> Required work:
Quote all of the data that follows exactly as written, skipping the images.

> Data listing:
* * * *

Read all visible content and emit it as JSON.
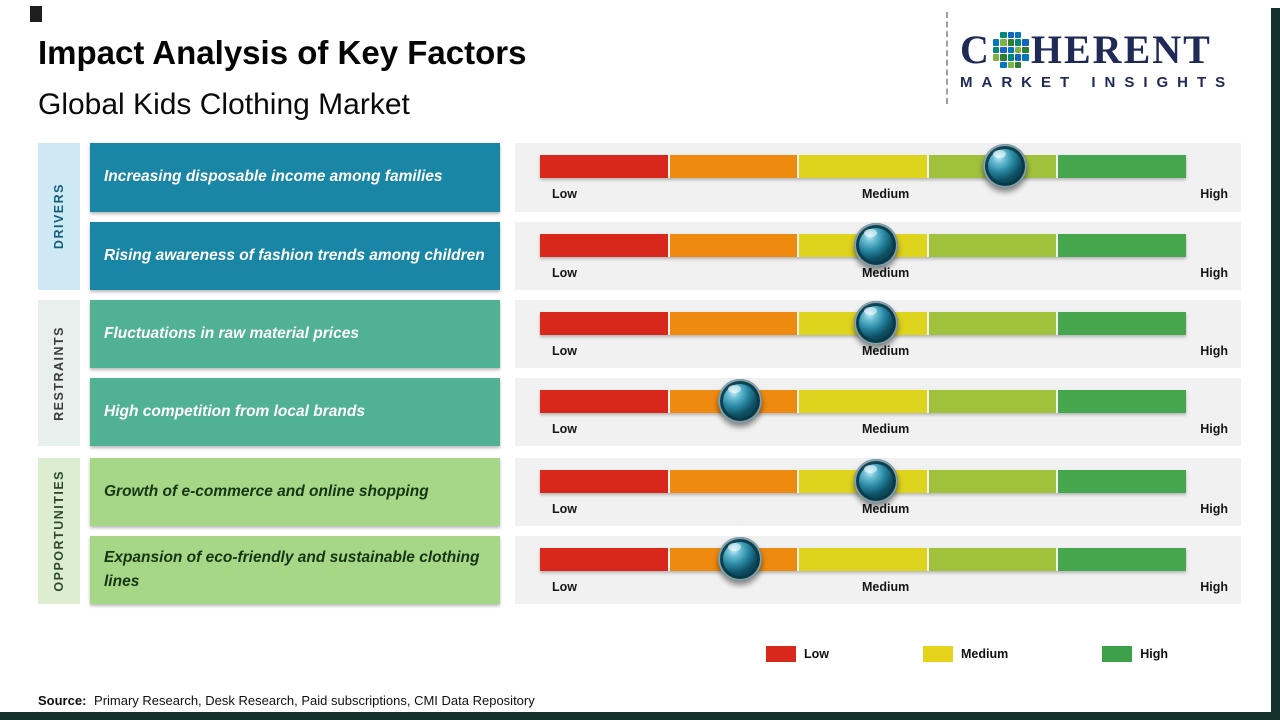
{
  "page": {
    "title": "Impact Analysis of Key Factors",
    "subtitle": "Global Kids Clothing Market",
    "source": {
      "label": "Source:",
      "text": "Primary Research, Desk Research, Paid subscriptions, CMI Data Repository"
    }
  },
  "logo": {
    "name_part1": "C",
    "name_part2": "HERENT",
    "tagline": "MARKET INSIGHTS",
    "brand_color": "#1f2a56",
    "mosaic_colors": [
      "#2e7d32",
      "#0277bd",
      "#00897b",
      "#7cb342",
      "#1565c0"
    ]
  },
  "scale_labels": {
    "low": "Low",
    "medium": "Medium",
    "high": "High"
  },
  "legend": {
    "items": [
      {
        "label": "Low",
        "color": "#d8281b"
      },
      {
        "label": "Medium",
        "color": "#e6d41c"
      },
      {
        "label": "High",
        "color": "#3da04b"
      }
    ]
  },
  "categories": [
    {
      "name": "DRIVERS"
    },
    {
      "name": "RESTRAINTS"
    },
    {
      "name": "OPPORTUNITIES"
    }
  ],
  "chart_data": {
    "type": "bar",
    "title": "Impact Analysis of Key Factors",
    "subtitle": "Global Kids Clothing Market",
    "scale": [
      "Low",
      "Medium",
      "High"
    ],
    "segment_colors": [
      "#d8281b",
      "#ee8a10",
      "#ded31d",
      "#9fc13c",
      "#46a64e"
    ],
    "rows": [
      {
        "category": "DRIVERS",
        "factor": "Increasing disposable income among families",
        "impact_position": 0.72,
        "impact_level": "Medium-High"
      },
      {
        "category": "DRIVERS",
        "factor": "Rising awareness of fashion trends among children",
        "impact_position": 0.52,
        "impact_level": "Medium"
      },
      {
        "category": "RESTRAINTS",
        "factor": "Fluctuations in raw material prices",
        "impact_position": 0.52,
        "impact_level": "Medium"
      },
      {
        "category": "RESTRAINTS",
        "factor": "High competition from local brands",
        "impact_position": 0.31,
        "impact_level": "Low-Medium"
      },
      {
        "category": "OPPORTUNITIES",
        "factor": "Growth of e-commerce and online shopping",
        "impact_position": 0.52,
        "impact_level": "Medium"
      },
      {
        "category": "OPPORTUNITIES",
        "factor": "Expansion of eco-friendly and sustainable clothing lines",
        "impact_position": 0.31,
        "impact_level": "Low-Medium"
      }
    ]
  }
}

* * * *

> Expected answer:
Read all visible content and emit it as JSON.
{
  "page": {
    "title": "Impact Analysis of Key Factors",
    "subtitle": "Global Kids Clothing Market",
    "source": {
      "label": "Source:",
      "text": "Primary Research, Desk Research, Paid subscriptions, CMI Data Repository"
    }
  },
  "logo": {
    "name_part1": "C",
    "name_part2": "HERENT",
    "tagline": "MARKET INSIGHTS",
    "brand_color": "#1f2a56",
    "mosaic_colors": [
      "#2e7d32",
      "#0277bd",
      "#00897b",
      "#7cb342",
      "#1565c0"
    ]
  },
  "scale_labels": {
    "low": "Low",
    "medium": "Medium",
    "high": "High"
  },
  "legend": {
    "items": [
      {
        "label": "Low",
        "color": "#d8281b"
      },
      {
        "label": "Medium",
        "color": "#e6d41c"
      },
      {
        "label": "High",
        "color": "#3da04b"
      }
    ]
  },
  "categories": [
    {
      "name": "DRIVERS"
    },
    {
      "name": "RESTRAINTS"
    },
    {
      "name": "OPPORTUNITIES"
    }
  ],
  "chart_data": {
    "type": "bar",
    "title": "Impact Analysis of Key Factors",
    "subtitle": "Global Kids Clothing Market",
    "scale": [
      "Low",
      "Medium",
      "High"
    ],
    "segment_colors": [
      "#d8281b",
      "#ee8a10",
      "#ded31d",
      "#9fc13c",
      "#46a64e"
    ],
    "rows": [
      {
        "category": "DRIVERS",
        "factor": "Increasing disposable income among families",
        "impact_position": 0.72,
        "impact_level": "Medium-High"
      },
      {
        "category": "DRIVERS",
        "factor": "Rising awareness of fashion trends among children",
        "impact_position": 0.52,
        "impact_level": "Medium"
      },
      {
        "category": "RESTRAINTS",
        "factor": "Fluctuations in raw material prices",
        "impact_position": 0.52,
        "impact_level": "Medium"
      },
      {
        "category": "RESTRAINTS",
        "factor": "High competition from local brands",
        "impact_position": 0.31,
        "impact_level": "Low-Medium"
      },
      {
        "category": "OPPORTUNITIES",
        "factor": "Growth of e-commerce and online shopping",
        "impact_position": 0.52,
        "impact_level": "Medium"
      },
      {
        "category": "OPPORTUNITIES",
        "factor": "Expansion of eco-friendly and sustainable clothing lines",
        "impact_position": 0.31,
        "impact_level": "Low-Medium"
      }
    ]
  }
}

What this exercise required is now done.